▸ AIM: Return the records, each one exactly as written.

──────── INPUT FOR THIS TASK

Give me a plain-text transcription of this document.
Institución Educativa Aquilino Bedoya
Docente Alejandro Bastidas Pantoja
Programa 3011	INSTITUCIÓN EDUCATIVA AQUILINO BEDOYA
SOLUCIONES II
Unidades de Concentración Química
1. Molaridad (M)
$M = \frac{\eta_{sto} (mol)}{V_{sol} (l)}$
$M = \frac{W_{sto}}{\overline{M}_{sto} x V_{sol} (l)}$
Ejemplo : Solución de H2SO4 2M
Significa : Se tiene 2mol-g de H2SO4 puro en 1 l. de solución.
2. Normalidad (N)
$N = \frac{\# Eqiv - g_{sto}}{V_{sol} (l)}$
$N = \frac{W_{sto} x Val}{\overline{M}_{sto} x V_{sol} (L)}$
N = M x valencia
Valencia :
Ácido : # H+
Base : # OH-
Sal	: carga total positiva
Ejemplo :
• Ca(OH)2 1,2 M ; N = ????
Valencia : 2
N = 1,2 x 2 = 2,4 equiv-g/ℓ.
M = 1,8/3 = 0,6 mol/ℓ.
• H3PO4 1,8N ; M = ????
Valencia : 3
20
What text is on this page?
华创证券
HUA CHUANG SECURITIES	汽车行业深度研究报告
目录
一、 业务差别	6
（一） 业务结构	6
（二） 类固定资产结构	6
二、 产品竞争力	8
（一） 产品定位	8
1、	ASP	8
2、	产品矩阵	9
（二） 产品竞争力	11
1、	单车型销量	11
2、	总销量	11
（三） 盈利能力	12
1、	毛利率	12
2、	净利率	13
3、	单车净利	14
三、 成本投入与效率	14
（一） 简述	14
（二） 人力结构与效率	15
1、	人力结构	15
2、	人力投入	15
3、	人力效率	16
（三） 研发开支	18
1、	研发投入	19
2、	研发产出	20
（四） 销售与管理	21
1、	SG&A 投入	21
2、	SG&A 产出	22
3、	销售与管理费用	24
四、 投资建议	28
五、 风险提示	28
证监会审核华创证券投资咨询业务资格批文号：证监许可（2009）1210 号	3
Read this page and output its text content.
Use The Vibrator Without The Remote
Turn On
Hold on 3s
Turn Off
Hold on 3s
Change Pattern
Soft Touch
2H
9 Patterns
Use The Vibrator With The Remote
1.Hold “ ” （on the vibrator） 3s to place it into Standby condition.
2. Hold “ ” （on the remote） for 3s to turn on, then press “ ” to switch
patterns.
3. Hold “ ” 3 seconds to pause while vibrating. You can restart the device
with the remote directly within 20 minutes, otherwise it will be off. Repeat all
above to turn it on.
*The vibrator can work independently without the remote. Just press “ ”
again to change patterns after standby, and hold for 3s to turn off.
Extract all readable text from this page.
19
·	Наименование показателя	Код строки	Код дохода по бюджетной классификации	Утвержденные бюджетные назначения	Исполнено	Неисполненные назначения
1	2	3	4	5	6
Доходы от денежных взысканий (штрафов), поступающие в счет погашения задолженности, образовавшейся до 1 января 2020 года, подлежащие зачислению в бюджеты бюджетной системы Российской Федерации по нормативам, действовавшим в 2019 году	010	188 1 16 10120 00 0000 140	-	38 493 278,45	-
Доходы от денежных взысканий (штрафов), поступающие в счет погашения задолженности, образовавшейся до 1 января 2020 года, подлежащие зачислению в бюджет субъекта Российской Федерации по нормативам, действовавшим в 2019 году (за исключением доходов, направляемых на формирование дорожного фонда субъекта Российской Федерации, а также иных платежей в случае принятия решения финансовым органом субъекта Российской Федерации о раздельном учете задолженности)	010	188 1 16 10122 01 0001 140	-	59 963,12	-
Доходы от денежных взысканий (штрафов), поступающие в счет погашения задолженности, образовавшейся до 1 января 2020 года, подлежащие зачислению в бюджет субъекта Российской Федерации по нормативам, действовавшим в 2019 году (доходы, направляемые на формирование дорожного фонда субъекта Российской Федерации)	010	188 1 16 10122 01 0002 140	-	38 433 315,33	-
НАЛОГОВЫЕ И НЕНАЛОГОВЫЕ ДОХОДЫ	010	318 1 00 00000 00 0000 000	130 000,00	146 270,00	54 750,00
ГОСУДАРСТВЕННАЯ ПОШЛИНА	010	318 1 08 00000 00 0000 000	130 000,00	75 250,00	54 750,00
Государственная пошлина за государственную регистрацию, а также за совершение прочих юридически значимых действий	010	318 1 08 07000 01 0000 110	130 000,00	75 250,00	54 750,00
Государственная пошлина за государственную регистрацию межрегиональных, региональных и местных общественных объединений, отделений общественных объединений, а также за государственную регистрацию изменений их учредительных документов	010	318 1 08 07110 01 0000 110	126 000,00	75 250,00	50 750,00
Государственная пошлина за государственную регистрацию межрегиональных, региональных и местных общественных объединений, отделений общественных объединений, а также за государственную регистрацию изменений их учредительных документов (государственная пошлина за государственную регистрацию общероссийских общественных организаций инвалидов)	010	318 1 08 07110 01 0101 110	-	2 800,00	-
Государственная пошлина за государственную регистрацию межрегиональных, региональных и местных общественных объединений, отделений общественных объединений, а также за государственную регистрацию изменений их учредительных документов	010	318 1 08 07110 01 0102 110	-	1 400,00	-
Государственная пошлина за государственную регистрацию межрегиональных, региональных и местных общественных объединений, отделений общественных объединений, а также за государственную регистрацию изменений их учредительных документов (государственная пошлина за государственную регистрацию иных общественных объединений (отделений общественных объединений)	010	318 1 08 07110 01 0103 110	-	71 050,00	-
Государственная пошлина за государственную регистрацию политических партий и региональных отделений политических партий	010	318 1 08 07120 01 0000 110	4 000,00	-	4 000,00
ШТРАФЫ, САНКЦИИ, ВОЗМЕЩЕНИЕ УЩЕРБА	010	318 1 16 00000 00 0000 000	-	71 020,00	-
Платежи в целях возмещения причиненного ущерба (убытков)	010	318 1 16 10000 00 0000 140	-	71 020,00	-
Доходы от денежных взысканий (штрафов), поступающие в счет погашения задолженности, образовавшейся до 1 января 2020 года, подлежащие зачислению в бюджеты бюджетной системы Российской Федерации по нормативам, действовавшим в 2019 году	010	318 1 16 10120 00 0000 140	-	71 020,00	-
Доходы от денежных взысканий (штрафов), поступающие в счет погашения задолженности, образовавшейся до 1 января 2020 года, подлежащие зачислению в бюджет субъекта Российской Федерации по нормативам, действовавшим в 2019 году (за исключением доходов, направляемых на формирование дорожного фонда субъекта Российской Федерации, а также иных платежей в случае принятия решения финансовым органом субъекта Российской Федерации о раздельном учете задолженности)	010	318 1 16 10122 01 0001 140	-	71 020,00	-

────────────────

▸ FINAL RESULT:
Give me a plain-text transcription of this document.
Institución Educativa Aquilino Bedoya
Docente Alejandro Bastidas Pantoja
Programa 3011	INSTITUCIÓN EDUCATIVA AQUILINO BEDOYA
SOLUCIONES II
Unidades de Concentración Química
1. Molaridad (M)
$M = \frac{\eta_{sto} (mol)}{V_{sol} (l)}$
$M = \frac{W_{sto}}{\overline{M}_{sto} x V_{sol} (l)}$
Ejemplo : Solución de H2SO4 2M
Significa : Se tiene 2mol-g de H2SO4 puro en 1 l. de solución.
2. Normalidad (N)
$N = \frac{\# Eqiv - g_{sto}}{V_{sol} (l)}$
$N = \frac{W_{sto} x Val}{\overline{M}_{sto} x V_{sol} (L)}$
N = M x valencia
Valencia :
Ácido : # H+
Base : # OH-
Sal	: carga total positiva
Ejemplo :
• Ca(OH)2 1,2 M ; N = ????
Valencia : 2
N = 1,2 x 2 = 2,4 equiv-g/ℓ.
M = 1,8/3 = 0,6 mol/ℓ.
• H3PO4 1,8N ; M = ????
Valencia : 3
20
What text is on this page?
华创证券
HUA CHUANG SECURITIES	汽车行业深度研究报告
目录
一、 业务差别	6
（一） 业务结构	6
（二） 类固定资产结构	6
二、 产品竞争力	8
（一） 产品定位	8
1、	ASP	8
2、	产品矩阵	9
（二） 产品竞争力	11
1、	单车型销量	11
2、	总销量	11
（三） 盈利能力	12
1、	毛利率	12
2、	净利率	13
3、	单车净利	14
三、 成本投入与效率	14
（一） 简述	14
（二） 人力结构与效率	15
1、	人力结构	15
2、	人力投入	15
3、	人力效率	16
（三） 研发开支	18
1、	研发投入	19
2、	研发产出	20
（四） 销售与管理	21
1、	SG&A 投入	21
2、	SG&A 产出	22
3、	销售与管理费用	24
四、 投资建议	28
五、 风险提示	28
证监会审核华创证券投资咨询业务资格批文号：证监许可（2009）1210 号	3
Read this page and output its text content.
Use The Vibrator Without The Remote
Turn On
Hold on 3s
Turn Off
Hold on 3s
Change Pattern
Soft Touch
2H
9 Patterns
Use The Vibrator With The Remote
1.Hold “ ” （on the vibrator） 3s to place it into Standby condition.
2. Hold “ ” （on the remote） for 3s to turn on, then press “ ” to switch
patterns.
3. Hold “ ” 3 seconds to pause while vibrating. You can restart the device
with the remote directly within 20 minutes, otherwise it will be off. Repeat all
above to turn it on.
*The vibrator can work independently without the remote. Just press “ ”
again to change patterns after standby, and hold for 3s to turn off.
Extract all readable text from this page.
19
·	Наименование показателя	Код строки	Код дохода по бюджетной классификации	Утвержденные бюджетные назначения	Исполнено	Неисполненные назначения
1	2	3	4	5	6
Доходы от денежных взысканий (штрафов), поступающие в счет погашения задолженности, образовавшейся до 1 января 2020 года, подлежащие зачислению в бюджеты бюджетной системы Российской Федерации по нормативам, действовавшим в 2019 году	010	188 1 16 10120 00 0000 140	-	38 493 278,45	-
Доходы от денежных взысканий (штрафов), поступающие в счет погашения задолженности, образовавшейся до 1 января 2020 года, подлежащие зачислению в бюджет субъекта Российской Федерации по нормативам, действовавшим в 2019 году (за исключением доходов, направляемых на формирование дорожного фонда субъекта Российской Федерации, а также иных платежей в случае принятия решения финансовым органом субъекта Российской Федерации о раздельном учете задолженности)	010	188 1 16 10122 01 0001 140	-	59 963,12	-
Доходы от денежных взысканий (штрафов), поступающие в счет погашения задолженности, образовавшейся до 1 января 2020 года, подлежащие зачислению в бюджет субъекта Российской Федерации по нормативам, действовавшим в 2019 году (доходы, направляемые на формирование дорожного фонда субъекта Российской Федерации)	010	188 1 16 10122 01 0002 140	-	38 433 315,33	-
НАЛОГОВЫЕ И НЕНАЛОГОВЫЕ ДОХОДЫ	010	318 1 00 00000 00 0000 000	130 000,00	146 270,00	54 750,00
ГОСУДАРСТВЕННАЯ ПОШЛИНА	010	318 1 08 00000 00 0000 000	130 000,00	75 250,00	54 750,00
Государственная пошлина за государственную регистрацию, а также за совершение прочих юридически значимых действий	010	318 1 08 07000 01 0000 110	130 000,00	75 250,00	54 750,00
Государственная пошлина за государственную регистрацию межрегиональных, региональных и местных общественных объединений, отделений общественных объединений, а также за государственную регистрацию изменений их учредительных документов	010	318 1 08 07110 01 0000 110	126 000,00	75 250,00	50 750,00
Государственная пошлина за государственную регистрацию межрегиональных, региональных и местных общественных объединений, отделений общественных объединений, а также за государственную регистрацию изменений их учредительных документов (государственная пошлина за государственную регистрацию общероссийских общественных организаций инвалидов)	010	318 1 08 07110 01 0101 110	-	2 800,00	-
Государственная пошлина за государственную регистрацию межрегиональных, региональных и местных общественных объединений, отделений общественных объединений, а также за государственную регистрацию изменений их учредительных документов	010	318 1 08 07110 01 0102 110	-	1 400,00	-
Государственная пошлина за государственную регистрацию межрегиональных, региональных и местных общественных объединений, отделений общественных объединений, а также за государственную регистрацию изменений их учредительных документов (государственная пошлина за государственную регистрацию иных общественных объединений (отделений общественных объединений)	010	318 1 08 07110 01 0103 110	-	71 050,00	-
Государственная пошлина за государственную регистрацию политических партий и региональных отделений политических партий	010	318 1 08 07120 01 0000 110	4 000,00	-	4 000,00
ШТРАФЫ, САНКЦИИ, ВОЗМЕЩЕНИЕ УЩЕРБА	010	318 1 16 00000 00 0000 000	-	71 020,00	-
Платежи в целях возмещения причиненного ущерба (убытков)	010	318 1 16 10000 00 0000 140	-	71 020,00	-
Доходы от денежных взысканий (штрафов), поступающие в счет погашения задолженности, образовавшейся до 1 января 2020 года, подлежащие зачислению в бюджеты бюджетной системы Российской Федерации по нормативам, действовавшим в 2019 году	010	318 1 16 10120 00 0000 140	-	71 020,00	-
Доходы от денежных взысканий (штрафов), поступающие в счет погашения задолженности, образовавшейся до 1 января 2020 года, подлежащие зачислению в бюджет субъекта Российской Федерации по нормативам, действовавшим в 2019 году (за исключением доходов, направляемых на формирование дорожного фонда субъекта Российской Федерации, а также иных платежей в случае принятия решения финансовым органом субъекта Российской Федерации о раздельном учете задолженности)	010	318 1 16 10122 01 0001 140	-	71 020,00	-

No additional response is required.